Books and Good Reading - Land of Crete, George Meis.
George Meis studied photography and cinema at the University of Paris. His book, called an 'Albumn' took him six years to produce. 1994 - 2000.  The reality is that Meis first saw Crete 25 years ago.  Inspired by his early knowledge of the works of Kanzatakis, kondylakis and xylouris, which he said had made him 'feel Cretan since childhood' he approached his subject, Crete, 'camera in hand - taking photogaphs wherever he went'. Land of Crete is subtitled 'Land of the First European Civilisation'.
Meis is a man of his word - a real man.  On achieving the publication of this hard won Albumn of incomparably magnificent photography, he sought two Cretans who had encouraged and inspired before the book was born - shepherd Manolis Nikoloudakis and photographer Yiorgos Anyfantakis and kept an original promise - to give each a copy of the Albumn they had supported before it was born.... A truly beautiful gift...

Title: Land of Crete. Author: George Meis.
Publisher: Meis Studio.  ISBN 960-86736-0-7
Published 2000.  Price: Around 75 Euros. 
Source. Bookshops.

LAND OF CRETE – THE REVIEW.

You may well get a feeling of deja-vu when you turn the pages of George Meis’s fabulous photographic record of Crete.  This is because many of his pictures of the island are already famous, reproduced in postcard or poster format, and sent worldwide.

Meis produced his book to fulfil promises made more than 25 years ago to a Sfakiot shepherd called Manolis Nikoloudakis, and the well-known photographer from Kastelli Kissamos, Yiorgis Anyfantakis.  Both men encouraged the young George Meis when he was drifting through Crete in his youth, after his photography studies at the University of Paris.  Some of Meis’s black and white photographs taken at that time are included in the book – atmospheric shots of elderly villagers about their daily tasks, baking bread, tending animals or gossiping on the village bench.

§ §

### INSTRUCTION 1
Could you recast the entries as a numbered list, starting at the line containing "line-series [2,30,417,228]" and ending at the line containing "candlestick [352,154,356,166]", with both of those lines included and blank lines left out?
The book review above and the entries that follow are separate, unrelated material.

### DATA FOR THIS TASK
§ §

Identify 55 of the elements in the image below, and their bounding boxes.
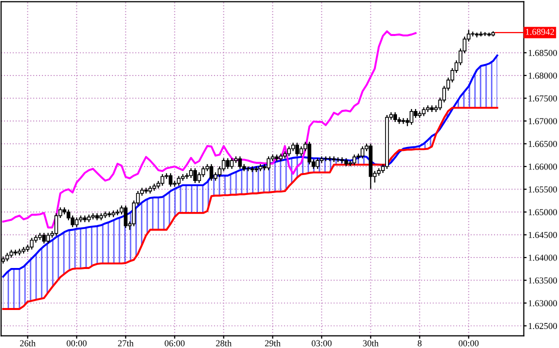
line-series [2,30,417,228]
candlestick [193,168,197,183]
candlestick [78,216,83,222]
candlestick [348,160,352,166]
candlestick [410,109,414,125]
candlestick [324,156,328,162]
y-tick-label: 1.68500 [528,50,557,56]
candlestick [352,154,356,166]
x-tick-label: 03:00 [312,340,332,346]
candlestick [42,232,46,244]
candlestick [201,166,206,178]
candlestick [274,154,279,162]
candlestick [483,32,487,36]
x-tick-label: 30th [363,340,379,346]
candlestick [470,32,475,36]
x-tick-label: 28th [216,340,232,346]
y-tick-label: 1.64000 [528,254,557,261]
y-tick-label: 1.66500 [528,140,557,148]
line-series [2,106,498,310]
candlestick [210,164,214,181]
candlestick [266,156,270,170]
y-tick-label: 1.67500 [528,95,557,102]
candlestick [124,206,128,228]
x-tick-label: 29th [265,340,281,346]
ref-line-label: 1.68942 [526,28,554,35]
candlestick [222,158,226,172]
x-tick-label: 06:00 [164,340,185,346]
y-tick-label: 1.67000 [528,118,557,124]
candlestick [360,146,364,158]
x-tick-label: 8 [418,340,422,346]
y-tick-label: 1.65500 [528,186,557,193]
candlestick [30,238,34,250]
x-tick-label: 26th [20,340,36,346]
candlestick [46,232,50,244]
candlestick [250,166,254,172]
candlestick [238,156,242,169]
x-tick-label: 00:00 [458,340,479,346]
x-tick-label: 00:00 [66,340,87,346]
y-tick-label: 1.68000 [528,72,557,79]
candlestick [295,142,300,156]
candlestick [168,173,172,187]
y-tick-label: 1.65000 [528,209,557,216]
candlestick [316,158,320,169]
y-tick-label: 1.66000 [528,164,557,170]
candlestick [54,213,58,236]
candlestick [226,158,230,169]
y-tick-label: 1.63000 [528,300,557,306]
candlestick [103,211,108,218]
x-tick-label: 27th [118,340,134,346]
candlestick [397,117,402,124]
y-tick-label: 1.63500 [528,277,557,284]
y-tick-label: 1.64500 [528,232,557,238]
candlestick [230,158,234,169]
y-tick-label: 1.62500 [528,322,557,330]
candlestick [160,174,164,186]
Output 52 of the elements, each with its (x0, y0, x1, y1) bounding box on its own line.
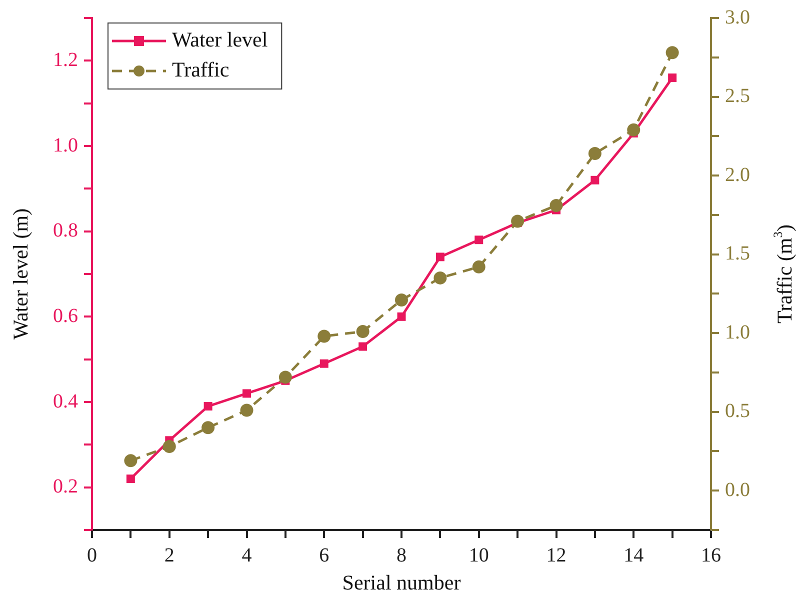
y-tick-label: 0.6 (53, 304, 78, 327)
point (318, 330, 331, 343)
point (436, 252, 444, 262)
y-tick-label: 0.4 (53, 390, 78, 412)
x-tick-label: 4 (242, 544, 252, 566)
y-tick-label: 1.0 (53, 134, 78, 156)
y2-tick-label: 3.0 (725, 6, 750, 28)
point (124, 454, 138, 468)
point (356, 325, 370, 338)
point (668, 73, 677, 82)
point (204, 402, 212, 411)
y-tick-label: 0.8 (53, 220, 78, 242)
point (358, 342, 368, 351)
point (627, 123, 640, 136)
x-axis-title: Serial number (342, 570, 461, 595)
y2-axis-title: Traffic (m3) (770, 224, 797, 324)
point (434, 271, 447, 284)
y2-tick-label: 0.5 (725, 400, 750, 422)
point (511, 214, 524, 228)
x-tick-label: 16 (701, 544, 721, 566)
y2-tick-label: 1.0 (725, 321, 750, 344)
point (242, 389, 251, 398)
x-tick-label: 6 (319, 544, 330, 566)
point (590, 176, 600, 184)
x-tick-label: 12 (546, 544, 566, 566)
point (278, 370, 292, 384)
point (472, 260, 486, 274)
point (395, 293, 408, 306)
x-tick-label: 14 (624, 544, 644, 566)
x-tick-label: 10 (468, 544, 489, 566)
legend-label: Traffic (172, 58, 230, 82)
point (397, 312, 406, 321)
point (240, 404, 254, 417)
y-tick-label: 1.2 (53, 48, 78, 71)
point (666, 46, 679, 60)
point (320, 359, 328, 368)
y2-tick-label: 1.5 (725, 242, 750, 265)
point (588, 146, 602, 160)
y2-tick-label: 0.0 (725, 478, 750, 501)
x-tick-label: 0 (87, 544, 97, 566)
point (162, 440, 176, 454)
x-tick-label: 2 (164, 544, 174, 566)
point (126, 474, 135, 484)
legend-label: Water level (172, 28, 268, 52)
y2-tick-label: 2.5 (725, 85, 750, 108)
point (474, 236, 484, 244)
point (202, 421, 215, 434)
x-tick-label: 8 (396, 544, 406, 566)
y-tick-label: 0.2 (53, 476, 78, 498)
y2-tick-label: 2.0 (725, 164, 750, 186)
y-axis-title: Water level (m) (8, 208, 33, 340)
point (550, 198, 563, 212)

§ §

### INSTRUCTION 2
How would this sentence from the book review read in Spanish: "Both men encouraged the young George Meis when he was drifting through Crete in his youth, after his photography studies at the University of Paris."?

### CORRECT RESPONSE 1
1. line-series [2,30,417,228]
2. candlestick [193,168,197,183]
3. candlestick [78,216,83,222]
4. candlestick [348,160,352,166]
5. candlestick [410,109,414,125]
6. candlestick [324,156,328,162]
7. y-tick-label: 1.68500 [528,50,557,56]
8. candlestick [352,154,356,166]

### CORRECT RESPONSE 2
Ambos hombres animaron al joven George Meis cuando vagaba por Creta en su juventud, después de sus estudios de fotografía en la Universidad de París.